— Begin Supplied data —

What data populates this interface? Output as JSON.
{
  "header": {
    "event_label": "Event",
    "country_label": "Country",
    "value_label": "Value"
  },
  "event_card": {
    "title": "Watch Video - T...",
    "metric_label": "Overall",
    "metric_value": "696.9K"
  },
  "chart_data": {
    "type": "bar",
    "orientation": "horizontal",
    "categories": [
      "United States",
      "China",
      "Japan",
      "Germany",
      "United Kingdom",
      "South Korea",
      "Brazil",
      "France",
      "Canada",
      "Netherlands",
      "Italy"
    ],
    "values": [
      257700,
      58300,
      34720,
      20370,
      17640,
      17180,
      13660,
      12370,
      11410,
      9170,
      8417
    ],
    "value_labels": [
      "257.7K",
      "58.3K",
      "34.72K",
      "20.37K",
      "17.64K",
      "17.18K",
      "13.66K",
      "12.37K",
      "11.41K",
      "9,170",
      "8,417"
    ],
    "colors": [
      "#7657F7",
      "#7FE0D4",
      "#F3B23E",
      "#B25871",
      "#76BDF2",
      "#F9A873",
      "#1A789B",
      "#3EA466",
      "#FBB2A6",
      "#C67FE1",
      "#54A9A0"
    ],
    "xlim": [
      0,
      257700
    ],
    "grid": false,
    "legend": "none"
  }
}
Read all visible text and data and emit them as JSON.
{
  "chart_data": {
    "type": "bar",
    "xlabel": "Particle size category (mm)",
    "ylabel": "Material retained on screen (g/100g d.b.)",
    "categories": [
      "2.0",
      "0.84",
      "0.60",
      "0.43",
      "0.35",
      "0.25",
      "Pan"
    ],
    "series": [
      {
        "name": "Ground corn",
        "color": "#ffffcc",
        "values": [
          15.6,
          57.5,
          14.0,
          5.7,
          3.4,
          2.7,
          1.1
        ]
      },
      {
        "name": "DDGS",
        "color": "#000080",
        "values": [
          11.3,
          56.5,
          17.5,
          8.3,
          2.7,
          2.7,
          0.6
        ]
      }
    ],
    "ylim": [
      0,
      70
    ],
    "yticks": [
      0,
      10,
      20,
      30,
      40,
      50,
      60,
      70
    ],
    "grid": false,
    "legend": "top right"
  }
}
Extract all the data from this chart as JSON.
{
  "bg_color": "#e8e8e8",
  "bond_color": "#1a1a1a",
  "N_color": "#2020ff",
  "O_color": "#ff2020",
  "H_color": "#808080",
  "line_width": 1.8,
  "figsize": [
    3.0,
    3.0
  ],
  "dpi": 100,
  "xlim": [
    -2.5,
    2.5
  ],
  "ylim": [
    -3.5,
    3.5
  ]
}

— End Supplied data —

■ Aim:
Without changing a word, restate the whole listing.

■ Task result:
What data populates this interface? Output as JSON.
{
  "header": {
    "event_label": "Event",
    "country_label": "Country",
    "value_label": "Value"
  },
  "event_card": {
    "title": "Watch Video - T...",
    "metric_label": "Overall",
    "metric_value": "696.9K"
  },
  "chart_data": {
    "type": "bar",
    "orientation": "horizontal",
    "categories": [
      "United States",
      "China",
      "Japan",
      "Germany",
      "United Kingdom",
      "South Korea",
      "Brazil",
      "France",
      "Canada",
      "Netherlands",
      "Italy"
    ],
    "values": [
      257700,
      58300,
      34720,
      20370,
      17640,
      17180,
      13660,
      12370,
      11410,
      9170,
      8417
    ],
    "value_labels": [
      "257.7K",
      "58.3K",
      "34.72K",
      "20.37K",
      "17.64K",
      "17.18K",
      "13.66K",
      "12.37K",
      "11.41K",
      "9,170",
      "8,417"
    ],
    "colors": [
      "#7657F7",
      "#7FE0D4",
      "#F3B23E",
      "#B25871",
      "#76BDF2",
      "#F9A873",
      "#1A789B",
      "#3EA466",
      "#FBB2A6",
      "#C67FE1",
      "#54A9A0"
    ],
    "xlim": [
      0,
      257700
    ],
    "grid": false,
    "legend": "none"
  }
}
Read all visible text and data and emit them as JSON.
{
  "chart_data": {
    "type": "bar",
    "xlabel": "Particle size category (mm)",
    "ylabel": "Material retained on screen (g/100g d.b.)",
    "categories": [
      "2.0",
      "0.84",
      "0.60",
      "0.43",
      "0.35",
      "0.25",
      "Pan"
    ],
    "series": [
      {
        "name": "Ground corn",
        "color": "#ffffcc",
        "values": [
          15.6,
          57.5,
          14.0,
          5.7,
          3.4,
          2.7,
          1.1
        ]
      },
      {
        "name": "DDGS",
        "color": "#000080",
        "values": [
          11.3,
          56.5,
          17.5,
          8.3,
          2.7,
          2.7,
          0.6
        ]
      }
    ],
    "ylim": [
      0,
      70
    ],
    "yticks": [
      0,
      10,
      20,
      30,
      40,
      50,
      60,
      70
    ],
    "grid": false,
    "legend": "top right"
  }
}
Extract all the data from this chart as JSON.
{
  "bg_color": "#e8e8e8",
  "bond_color": "#1a1a1a",
  "N_color": "#2020ff",
  "O_color": "#ff2020",
  "H_color": "#808080",
  "line_width": 1.8,
  "figsize": [
    3.0,
    3.0
  ],
  "dpi": 100,
  "xlim": [
    -2.5,
    2.5
  ],
  "ylim": [
    -3.5,
    3.5
  ]
}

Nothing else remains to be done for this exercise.